Reproduce the listing below exactly, minus its pictures.

***

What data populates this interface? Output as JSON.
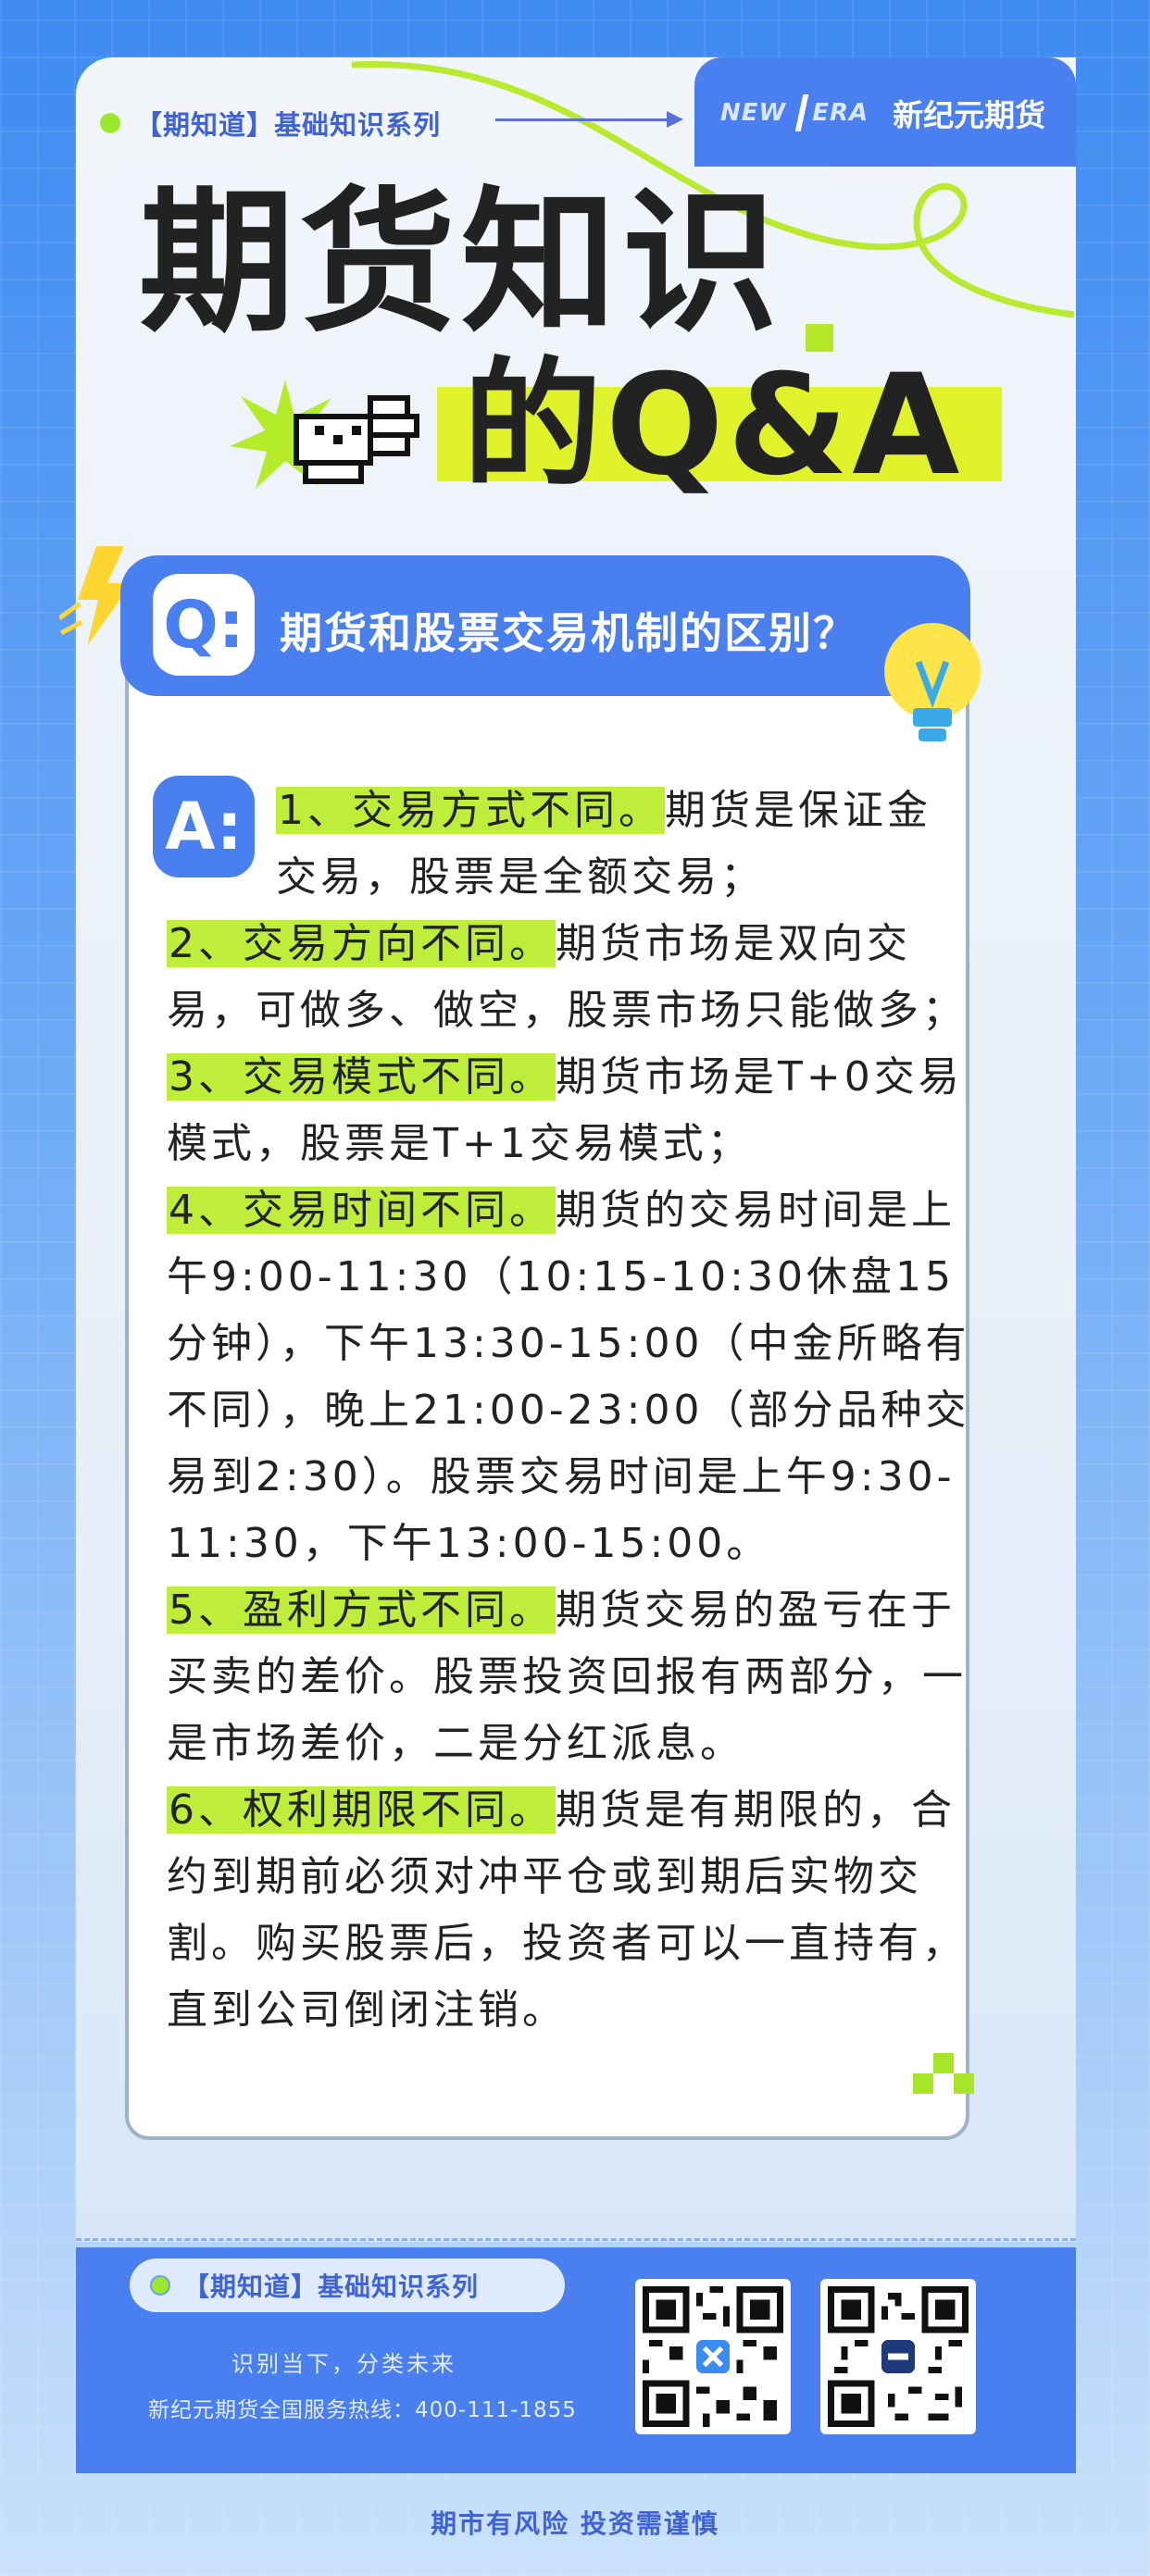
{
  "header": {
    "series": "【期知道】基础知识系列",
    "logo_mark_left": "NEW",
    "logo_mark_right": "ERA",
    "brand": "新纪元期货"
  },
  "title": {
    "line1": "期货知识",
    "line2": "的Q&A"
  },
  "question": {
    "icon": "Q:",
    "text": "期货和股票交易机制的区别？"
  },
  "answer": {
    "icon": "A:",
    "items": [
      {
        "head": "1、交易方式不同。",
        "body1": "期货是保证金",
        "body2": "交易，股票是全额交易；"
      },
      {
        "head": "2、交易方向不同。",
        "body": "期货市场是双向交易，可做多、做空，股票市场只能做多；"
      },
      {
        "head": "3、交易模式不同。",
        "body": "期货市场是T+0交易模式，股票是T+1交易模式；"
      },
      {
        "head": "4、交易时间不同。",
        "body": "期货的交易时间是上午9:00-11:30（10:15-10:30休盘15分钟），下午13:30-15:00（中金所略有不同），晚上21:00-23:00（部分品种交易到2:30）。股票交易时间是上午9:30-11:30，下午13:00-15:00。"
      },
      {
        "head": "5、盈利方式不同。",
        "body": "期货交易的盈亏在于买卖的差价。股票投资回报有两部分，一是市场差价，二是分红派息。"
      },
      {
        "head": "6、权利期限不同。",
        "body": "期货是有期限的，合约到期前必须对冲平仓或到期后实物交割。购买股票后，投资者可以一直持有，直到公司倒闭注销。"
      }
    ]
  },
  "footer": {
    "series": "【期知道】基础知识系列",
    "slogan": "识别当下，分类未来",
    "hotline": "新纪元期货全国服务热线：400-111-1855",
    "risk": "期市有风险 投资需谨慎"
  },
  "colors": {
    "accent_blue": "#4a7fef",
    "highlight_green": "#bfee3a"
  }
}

***

TASK RESULT:
What data populates this interface? Output as JSON.
{
  "header": {
    "series": "【期知道】基础知识系列",
    "logo_mark_left": "NEW",
    "logo_mark_right": "ERA",
    "brand": "新纪元期货"
  },
  "title": {
    "line1": "期货知识",
    "line2": "的Q&A"
  },
  "question": {
    "icon": "Q:",
    "text": "期货和股票交易机制的区别？"
  },
  "answer": {
    "icon": "A:",
    "items": [
      {
        "head": "1、交易方式不同。",
        "body1": "期货是保证金",
        "body2": "交易，股票是全额交易；"
      },
      {
        "head": "2、交易方向不同。",
        "body": "期货市场是双向交易，可做多、做空，股票市场只能做多；"
      },
      {
        "head": "3、交易模式不同。",
        "body": "期货市场是T+0交易模式，股票是T+1交易模式；"
      },
      {
        "head": "4、交易时间不同。",
        "body": "期货的交易时间是上午9:00-11:30（10:15-10:30休盘15分钟），下午13:30-15:00（中金所略有不同），晚上21:00-23:00（部分品种交易到2:30）。股票交易时间是上午9:30-11:30，下午13:00-15:00。"
      },
      {
        "head": "5、盈利方式不同。",
        "body": "期货交易的盈亏在于买卖的差价。股票投资回报有两部分，一是市场差价，二是分红派息。"
      },
      {
        "head": "6、权利期限不同。",
        "body": "期货是有期限的，合约到期前必须对冲平仓或到期后实物交割。购买股票后，投资者可以一直持有，直到公司倒闭注销。"
      }
    ]
  },
  "footer": {
    "series": "【期知道】基础知识系列",
    "slogan": "识别当下，分类未来",
    "hotline": "新纪元期货全国服务热线：400-111-1855",
    "risk": "期市有风险 投资需谨慎"
  },
  "colors": {
    "accent_blue": "#4a7fef",
    "highlight_green": "#bfee3a"
  }
}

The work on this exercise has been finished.